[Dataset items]
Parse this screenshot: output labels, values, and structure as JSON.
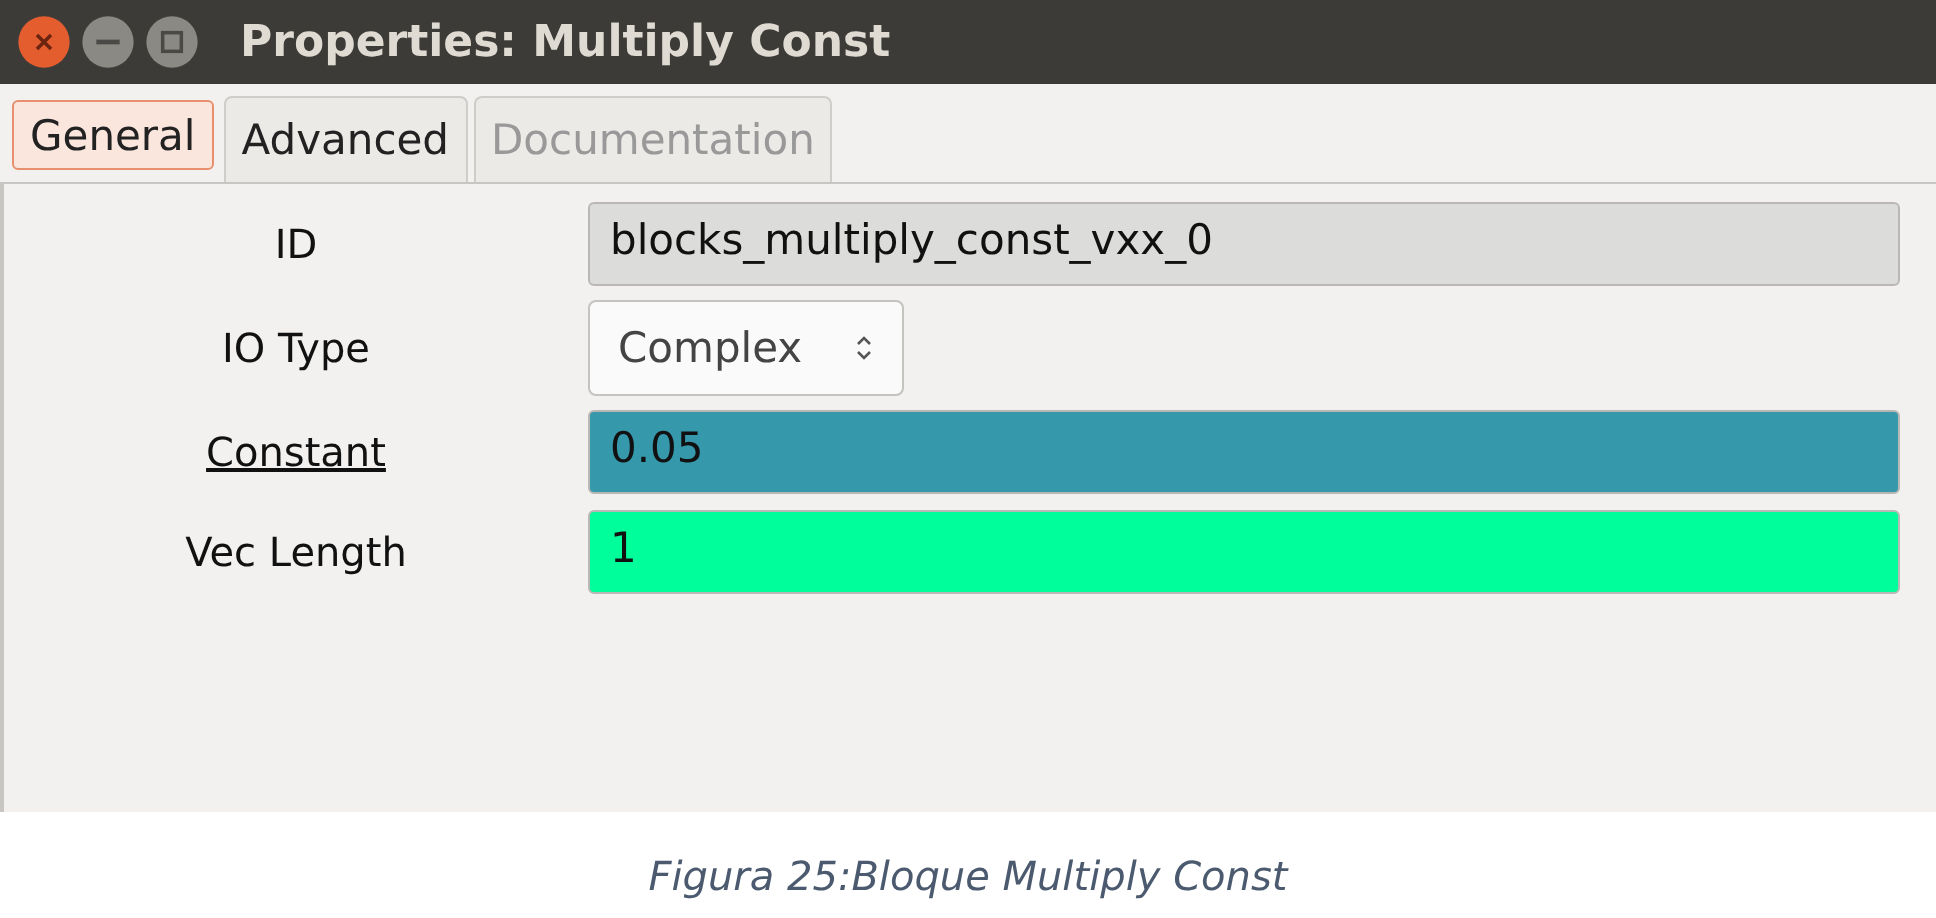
{
  "window": {
    "title": "Properties: Multiply Const"
  },
  "tabs": [
    {
      "label": "General",
      "selected": true,
      "disabled": false
    },
    {
      "label": "Advanced",
      "selected": false,
      "disabled": false
    },
    {
      "label": "Documentation",
      "selected": false,
      "disabled": true
    }
  ],
  "params": [
    {
      "label": "ID",
      "kind": "readonly",
      "value": "blocks_multiply_const_vxx_0",
      "underlined": false
    },
    {
      "label": "IO Type",
      "kind": "dropdown",
      "value": "Complex",
      "underlined": false
    },
    {
      "label": "Constant",
      "kind": "entry",
      "value": "0.05",
      "color": "#3598ab",
      "underlined": true
    },
    {
      "label": "Vec Length",
      "kind": "entry",
      "value": "1",
      "color": "#00fe9b",
      "underlined": false
    }
  ],
  "caption": "Figura 25:Bloque Multiply Const"
}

■ Exercise objective ■
Skipping the pictures, transcribe each line above exactly as it appears.

■ Exercise answer ■
Parse this screenshot: output labels, values, and structure as JSON.
{
  "window": {
    "title": "Properties: Multiply Const"
  },
  "tabs": [
    {
      "label": "General",
      "selected": true,
      "disabled": false
    },
    {
      "label": "Advanced",
      "selected": false,
      "disabled": false
    },
    {
      "label": "Documentation",
      "selected": false,
      "disabled": true
    }
  ],
  "params": [
    {
      "label": "ID",
      "kind": "readonly",
      "value": "blocks_multiply_const_vxx_0",
      "underlined": false
    },
    {
      "label": "IO Type",
      "kind": "dropdown",
      "value": "Complex",
      "underlined": false
    },
    {
      "label": "Constant",
      "kind": "entry",
      "value": "0.05",
      "color": "#3598ab",
      "underlined": true
    },
    {
      "label": "Vec Length",
      "kind": "entry",
      "value": "1",
      "color": "#00fe9b",
      "underlined": false
    }
  ],
  "caption": "Figura 25:Bloque Multiply Const"
}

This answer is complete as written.